>> Begin Records supplied
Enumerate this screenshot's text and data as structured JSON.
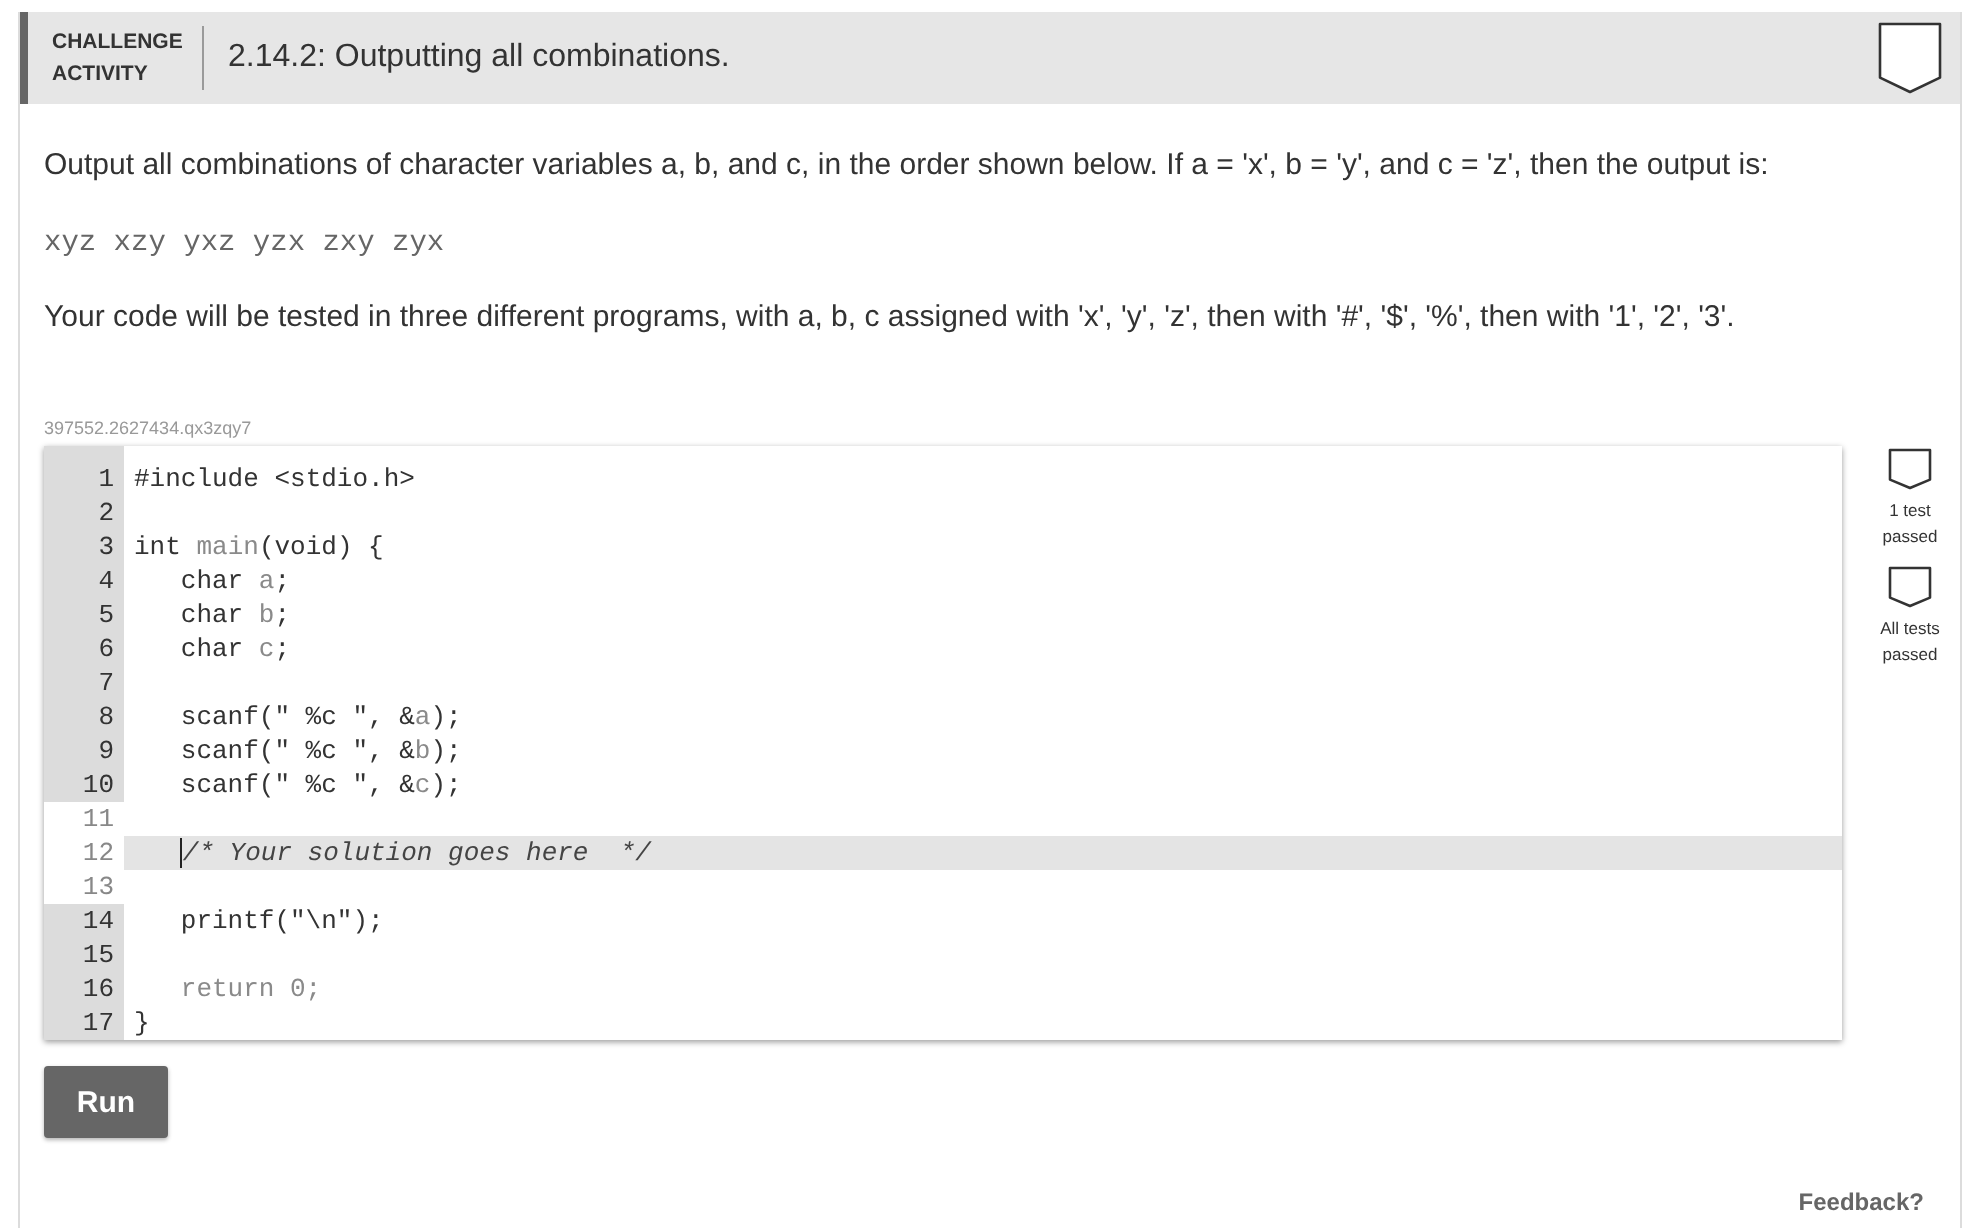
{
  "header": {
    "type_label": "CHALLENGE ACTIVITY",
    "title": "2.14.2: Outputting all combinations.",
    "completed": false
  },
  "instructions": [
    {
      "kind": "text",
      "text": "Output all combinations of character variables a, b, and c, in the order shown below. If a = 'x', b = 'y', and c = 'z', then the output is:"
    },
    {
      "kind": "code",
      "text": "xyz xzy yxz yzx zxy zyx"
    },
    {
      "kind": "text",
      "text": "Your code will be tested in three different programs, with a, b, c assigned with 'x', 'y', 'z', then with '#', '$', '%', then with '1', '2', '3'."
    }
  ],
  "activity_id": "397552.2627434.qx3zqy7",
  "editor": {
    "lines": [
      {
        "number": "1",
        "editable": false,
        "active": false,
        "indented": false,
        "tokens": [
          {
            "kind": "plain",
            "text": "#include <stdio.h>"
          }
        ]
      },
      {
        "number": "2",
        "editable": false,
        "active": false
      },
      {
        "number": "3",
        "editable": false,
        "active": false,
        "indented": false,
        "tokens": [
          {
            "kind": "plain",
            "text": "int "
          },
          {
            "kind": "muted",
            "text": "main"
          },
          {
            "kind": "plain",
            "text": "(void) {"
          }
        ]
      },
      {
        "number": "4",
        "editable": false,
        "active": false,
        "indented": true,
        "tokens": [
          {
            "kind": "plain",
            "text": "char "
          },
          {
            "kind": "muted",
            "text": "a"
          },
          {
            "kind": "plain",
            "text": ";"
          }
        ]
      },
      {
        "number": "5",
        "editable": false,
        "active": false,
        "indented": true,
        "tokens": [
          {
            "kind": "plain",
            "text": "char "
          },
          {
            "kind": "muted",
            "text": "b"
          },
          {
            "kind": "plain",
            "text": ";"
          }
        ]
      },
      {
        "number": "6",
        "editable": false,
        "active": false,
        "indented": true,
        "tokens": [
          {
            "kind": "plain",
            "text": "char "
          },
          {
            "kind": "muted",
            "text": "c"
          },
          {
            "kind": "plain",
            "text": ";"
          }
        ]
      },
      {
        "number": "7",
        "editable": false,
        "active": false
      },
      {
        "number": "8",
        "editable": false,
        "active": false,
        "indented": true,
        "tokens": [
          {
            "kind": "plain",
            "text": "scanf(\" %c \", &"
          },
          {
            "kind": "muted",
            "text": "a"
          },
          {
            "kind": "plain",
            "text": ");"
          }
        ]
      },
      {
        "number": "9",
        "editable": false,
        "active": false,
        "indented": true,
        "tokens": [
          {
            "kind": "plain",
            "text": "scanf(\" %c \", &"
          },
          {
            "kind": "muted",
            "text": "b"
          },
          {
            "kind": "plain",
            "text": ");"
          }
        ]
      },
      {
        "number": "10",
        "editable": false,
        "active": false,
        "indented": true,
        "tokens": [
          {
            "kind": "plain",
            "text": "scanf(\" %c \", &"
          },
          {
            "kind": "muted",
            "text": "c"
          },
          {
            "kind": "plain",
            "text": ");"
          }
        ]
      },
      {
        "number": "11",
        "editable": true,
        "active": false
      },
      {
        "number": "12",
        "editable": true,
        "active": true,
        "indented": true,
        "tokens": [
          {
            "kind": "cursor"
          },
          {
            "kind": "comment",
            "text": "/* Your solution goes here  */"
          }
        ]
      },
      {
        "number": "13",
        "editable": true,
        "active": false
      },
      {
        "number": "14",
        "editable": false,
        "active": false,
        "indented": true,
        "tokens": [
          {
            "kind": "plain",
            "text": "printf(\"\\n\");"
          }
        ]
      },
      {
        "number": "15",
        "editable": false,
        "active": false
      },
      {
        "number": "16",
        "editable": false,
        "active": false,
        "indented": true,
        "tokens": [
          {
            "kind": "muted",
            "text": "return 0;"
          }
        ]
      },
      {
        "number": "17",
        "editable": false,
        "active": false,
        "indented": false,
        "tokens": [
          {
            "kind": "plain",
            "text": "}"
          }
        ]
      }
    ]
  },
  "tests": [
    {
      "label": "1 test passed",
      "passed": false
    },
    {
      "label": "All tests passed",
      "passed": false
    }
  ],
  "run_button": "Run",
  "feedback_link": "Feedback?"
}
>> End Records supplied
### Written request
Quote each entry above verbatim and drop the pictures.

### Complete response
Enumerate this screenshot's text and data as structured JSON.
{
  "header": {
    "type_label": "CHALLENGE ACTIVITY",
    "title": "2.14.2: Outputting all combinations.",
    "completed": false
  },
  "instructions": [
    {
      "kind": "text",
      "text": "Output all combinations of character variables a, b, and c, in the order shown below. If a = 'x', b = 'y', and c = 'z', then the output is:"
    },
    {
      "kind": "code",
      "text": "xyz xzy yxz yzx zxy zyx"
    },
    {
      "kind": "text",
      "text": "Your code will be tested in three different programs, with a, b, c assigned with 'x', 'y', 'z', then with '#', '$', '%', then with '1', '2', '3'."
    }
  ],
  "activity_id": "397552.2627434.qx3zqy7",
  "editor": {
    "lines": [
      {
        "number": "1",
        "editable": false,
        "active": false,
        "indented": false,
        "tokens": [
          {
            "kind": "plain",
            "text": "#include <stdio.h>"
          }
        ]
      },
      {
        "number": "2",
        "editable": false,
        "active": false
      },
      {
        "number": "3",
        "editable": false,
        "active": false,
        "indented": false,
        "tokens": [
          {
            "kind": "plain",
            "text": "int "
          },
          {
            "kind": "muted",
            "text": "main"
          },
          {
            "kind": "plain",
            "text": "(void) {"
          }
        ]
      },
      {
        "number": "4",
        "editable": false,
        "active": false,
        "indented": true,
        "tokens": [
          {
            "kind": "plain",
            "text": "char "
          },
          {
            "kind": "muted",
            "text": "a"
          },
          {
            "kind": "plain",
            "text": ";"
          }
        ]
      },
      {
        "number": "5",
        "editable": false,
        "active": false,
        "indented": true,
        "tokens": [
          {
            "kind": "plain",
            "text": "char "
          },
          {
            "kind": "muted",
            "text": "b"
          },
          {
            "kind": "plain",
            "text": ";"
          }
        ]
      },
      {
        "number": "6",
        "editable": false,
        "active": false,
        "indented": true,
        "tokens": [
          {
            "kind": "plain",
            "text": "char "
          },
          {
            "kind": "muted",
            "text": "c"
          },
          {
            "kind": "plain",
            "text": ";"
          }
        ]
      },
      {
        "number": "7",
        "editable": false,
        "active": false
      },
      {
        "number": "8",
        "editable": false,
        "active": false,
        "indented": true,
        "tokens": [
          {
            "kind": "plain",
            "text": "scanf(\" %c \", &"
          },
          {
            "kind": "muted",
            "text": "a"
          },
          {
            "kind": "plain",
            "text": ");"
          }
        ]
      },
      {
        "number": "9",
        "editable": false,
        "active": false,
        "indented": true,
        "tokens": [
          {
            "kind": "plain",
            "text": "scanf(\" %c \", &"
          },
          {
            "kind": "muted",
            "text": "b"
          },
          {
            "kind": "plain",
            "text": ");"
          }
        ]
      },
      {
        "number": "10",
        "editable": false,
        "active": false,
        "indented": true,
        "tokens": [
          {
            "kind": "plain",
            "text": "scanf(\" %c \", &"
          },
          {
            "kind": "muted",
            "text": "c"
          },
          {
            "kind": "plain",
            "text": ");"
          }
        ]
      },
      {
        "number": "11",
        "editable": true,
        "active": false
      },
      {
        "number": "12",
        "editable": true,
        "active": true,
        "indented": true,
        "tokens": [
          {
            "kind": "cursor"
          },
          {
            "kind": "comment",
            "text": "/* Your solution goes here  */"
          }
        ]
      },
      {
        "number": "13",
        "editable": true,
        "active": false
      },
      {
        "number": "14",
        "editable": false,
        "active": false,
        "indented": true,
        "tokens": [
          {
            "kind": "plain",
            "text": "printf(\"\\n\");"
          }
        ]
      },
      {
        "number": "15",
        "editable": false,
        "active": false
      },
      {
        "number": "16",
        "editable": false,
        "active": false,
        "indented": true,
        "tokens": [
          {
            "kind": "muted",
            "text": "return 0;"
          }
        ]
      },
      {
        "number": "17",
        "editable": false,
        "active": false,
        "indented": false,
        "tokens": [
          {
            "kind": "plain",
            "text": "}"
          }
        ]
      }
    ]
  },
  "tests": [
    {
      "label": "1 test passed",
      "passed": false
    },
    {
      "label": "All tests passed",
      "passed": false
    }
  ],
  "run_button": "Run",
  "feedback_link": "Feedback?"
}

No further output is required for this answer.